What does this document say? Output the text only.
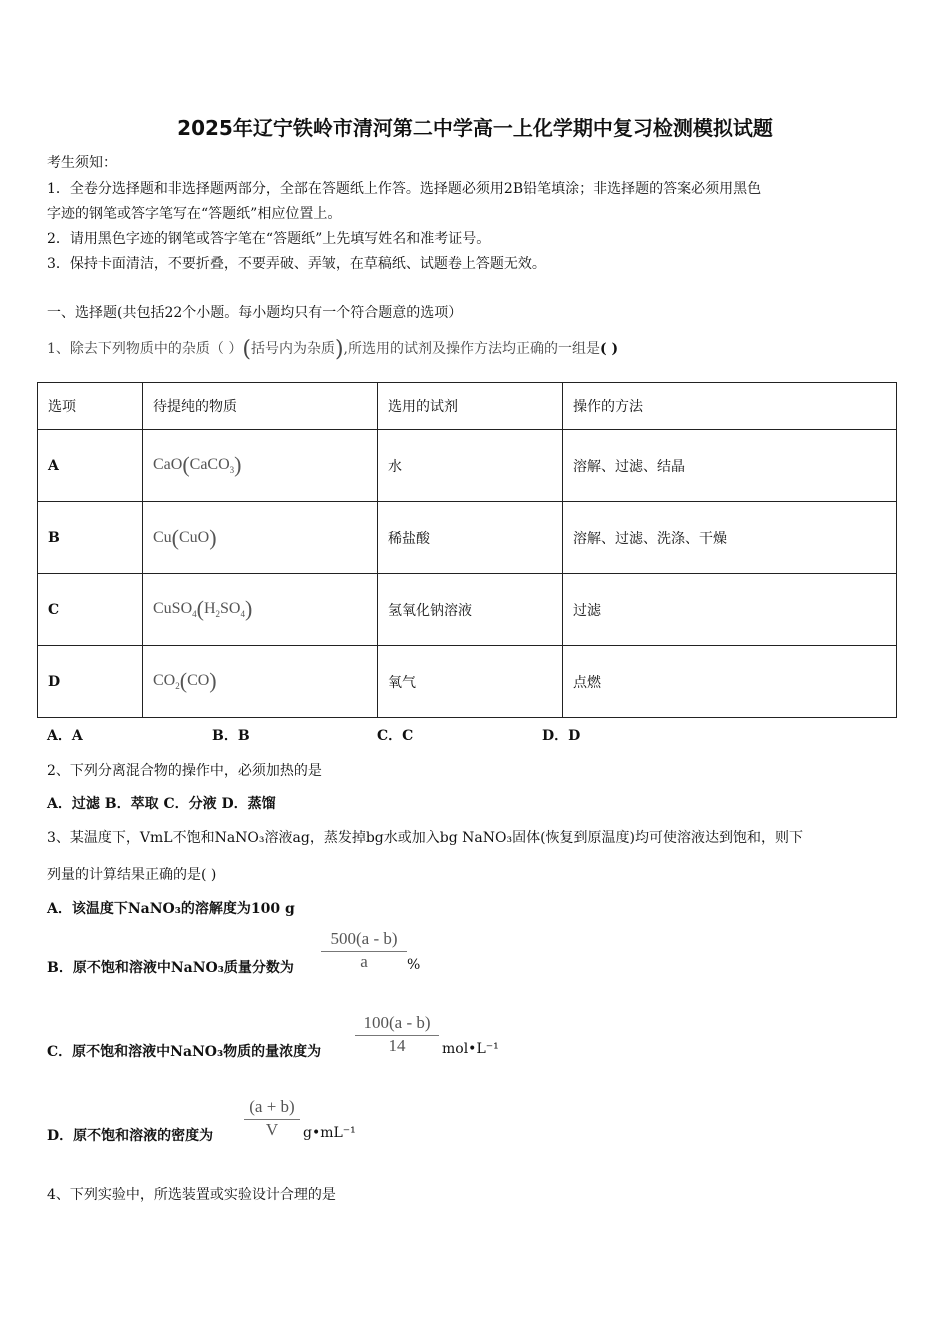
2025年辽宁铁岭市清河第二中学高一上化学期中复习检测模拟试题
考生须知：
1．全卷分选择题和非选择题两部分，全部在答题纸上作答。选择题必须用2B铅笔填涂；非选择题的答案必须用黑色
字迹的钢笔或答字笔写在“答题纸”相应位置上。
2．请用黑色字迹的钢笔或答字笔在“答题纸”上先填写姓名和准考证号。
3．保持卡面清洁，不要折叠，不要弄破、弄皱，在草稿纸、试题卷上答题无效。
一、选择题(共包括22个小题。每小题均只有一个符合题意的选项）
1、除去下列物质中的杂质（ ）(括号内为杂质),所选用的试剂及操作方法均正确的一组是( )
选项	待提纯的物质	选用的试剂	操作的方法
A	CaO(CaCO$_3$)	水	溶解、过滤、结晶
B	Cu(CuO)	稀盐酸	溶解、过滤、洗涤、干燥
C	$CuSO_4(H_2SO_4)$	氢氧化钠溶液	过滤
D	$CO_2(CO)$	氧气	点燃
A．A	B．B	C．C	D．D
2、下列分离混合物的操作中，必须加热的是
A．过滤 B．萃取 C．分液 D．蒸馏
3、某温度下，VmL不饱和NaNO₃溶液ag，蒸发掉bg水或加入bg NaNO₃固体(恢复到原温度)均可使溶液达到饱和，则下
列量的计算结果正确的是( )
A．该温度下NaNO₃的溶解度为100 g
B．原不饱和溶液中NaNO₃质量分数为
500(a - b)
a	%
C．原不饱和溶液中NaNO₃物质的量浓度为
100(a - b)
14	mol•L⁻¹
D．原不饱和溶液的密度为
(a + b)
V	g•mL⁻¹
4、下列实验中，所选装置或实验设计合理的是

::::::::::

■ WHAT NEEDS TO BE DONE ■
Retype all of the entries exactly as written, leaving out any images.

■ THE RESULT ■
What does this document say? Output the text only.
2025年辽宁铁岭市清河第二中学高一上化学期中复习检测模拟试题
考生须知：
1．全卷分选择题和非选择题两部分，全部在答题纸上作答。选择题必须用2B铅笔填涂；非选择题的答案必须用黑色
字迹的钢笔或答字笔写在“答题纸”相应位置上。
2．请用黑色字迹的钢笔或答字笔在“答题纸”上先填写姓名和准考证号。
3．保持卡面清洁，不要折叠，不要弄破、弄皱，在草稿纸、试题卷上答题无效。
一、选择题(共包括22个小题。每小题均只有一个符合题意的选项）
1、除去下列物质中的杂质（ ）(括号内为杂质),所选用的试剂及操作方法均正确的一组是( )
选项	待提纯的物质	选用的试剂	操作的方法
A	CaO(CaCO$_3$)	水	溶解、过滤、结晶
B	Cu(CuO)	稀盐酸	溶解、过滤、洗涤、干燥
C	$CuSO_4(H_2SO_4)$	氢氧化钠溶液	过滤
D	$CO_2(CO)$	氧气	点燃
A．A	B．B	C．C	D．D
2、下列分离混合物的操作中，必须加热的是
A．过滤 B．萃取 C．分液 D．蒸馏
3、某温度下，VmL不饱和NaNO₃溶液ag，蒸发掉bg水或加入bg NaNO₃固体(恢复到原温度)均可使溶液达到饱和，则下
列量的计算结果正确的是( )
A．该温度下NaNO₃的溶解度为100 g
B．原不饱和溶液中NaNO₃质量分数为
500(a - b)
a	%
C．原不饱和溶液中NaNO₃物质的量浓度为
100(a - b)
14	mol•L⁻¹
D．原不饱和溶液的密度为
(a + b)
V	g•mL⁻¹
4、下列实验中，所选装置或实验设计合理的是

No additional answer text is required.